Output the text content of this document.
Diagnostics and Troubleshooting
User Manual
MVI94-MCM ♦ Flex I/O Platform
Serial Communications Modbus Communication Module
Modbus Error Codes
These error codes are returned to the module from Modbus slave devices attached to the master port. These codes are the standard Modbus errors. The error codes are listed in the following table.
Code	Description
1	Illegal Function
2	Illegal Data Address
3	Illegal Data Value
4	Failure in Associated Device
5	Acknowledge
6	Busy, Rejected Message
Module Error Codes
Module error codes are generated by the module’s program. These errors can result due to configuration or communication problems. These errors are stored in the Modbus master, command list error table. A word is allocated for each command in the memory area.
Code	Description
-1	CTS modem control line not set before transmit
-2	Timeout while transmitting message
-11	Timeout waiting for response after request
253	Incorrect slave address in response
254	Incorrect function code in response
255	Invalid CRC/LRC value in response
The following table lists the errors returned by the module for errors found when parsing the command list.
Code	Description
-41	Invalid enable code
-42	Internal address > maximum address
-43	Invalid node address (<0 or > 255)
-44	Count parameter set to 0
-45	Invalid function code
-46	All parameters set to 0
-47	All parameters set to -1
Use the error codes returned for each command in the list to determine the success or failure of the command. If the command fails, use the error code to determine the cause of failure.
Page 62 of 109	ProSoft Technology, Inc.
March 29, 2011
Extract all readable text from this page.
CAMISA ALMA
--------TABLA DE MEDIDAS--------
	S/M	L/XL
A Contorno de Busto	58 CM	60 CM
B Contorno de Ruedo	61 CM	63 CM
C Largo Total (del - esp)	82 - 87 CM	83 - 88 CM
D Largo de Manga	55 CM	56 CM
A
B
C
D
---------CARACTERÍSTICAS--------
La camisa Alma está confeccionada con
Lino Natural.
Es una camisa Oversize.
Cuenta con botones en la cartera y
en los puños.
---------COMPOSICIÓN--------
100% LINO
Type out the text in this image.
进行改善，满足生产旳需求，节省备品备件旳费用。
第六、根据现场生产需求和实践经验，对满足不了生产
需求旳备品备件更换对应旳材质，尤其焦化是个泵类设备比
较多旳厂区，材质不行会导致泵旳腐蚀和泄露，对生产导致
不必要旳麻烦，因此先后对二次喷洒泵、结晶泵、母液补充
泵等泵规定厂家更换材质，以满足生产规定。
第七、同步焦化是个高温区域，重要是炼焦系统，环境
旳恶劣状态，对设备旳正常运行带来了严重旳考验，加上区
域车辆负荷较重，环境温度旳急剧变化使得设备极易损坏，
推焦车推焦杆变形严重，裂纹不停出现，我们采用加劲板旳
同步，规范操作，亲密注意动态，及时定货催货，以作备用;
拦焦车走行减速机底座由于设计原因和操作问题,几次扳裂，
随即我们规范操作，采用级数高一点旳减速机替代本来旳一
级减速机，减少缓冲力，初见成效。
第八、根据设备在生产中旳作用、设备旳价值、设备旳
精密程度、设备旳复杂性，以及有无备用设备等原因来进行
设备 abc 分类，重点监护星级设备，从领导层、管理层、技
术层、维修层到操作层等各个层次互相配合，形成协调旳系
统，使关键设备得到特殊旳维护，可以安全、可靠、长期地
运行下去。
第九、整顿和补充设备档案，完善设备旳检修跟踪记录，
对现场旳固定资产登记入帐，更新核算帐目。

━━━━━━━━━━━━━━━━━━━━

# Stated problem
Only a number is wanted: how many lines of the material include the word "Largo".

# Response
2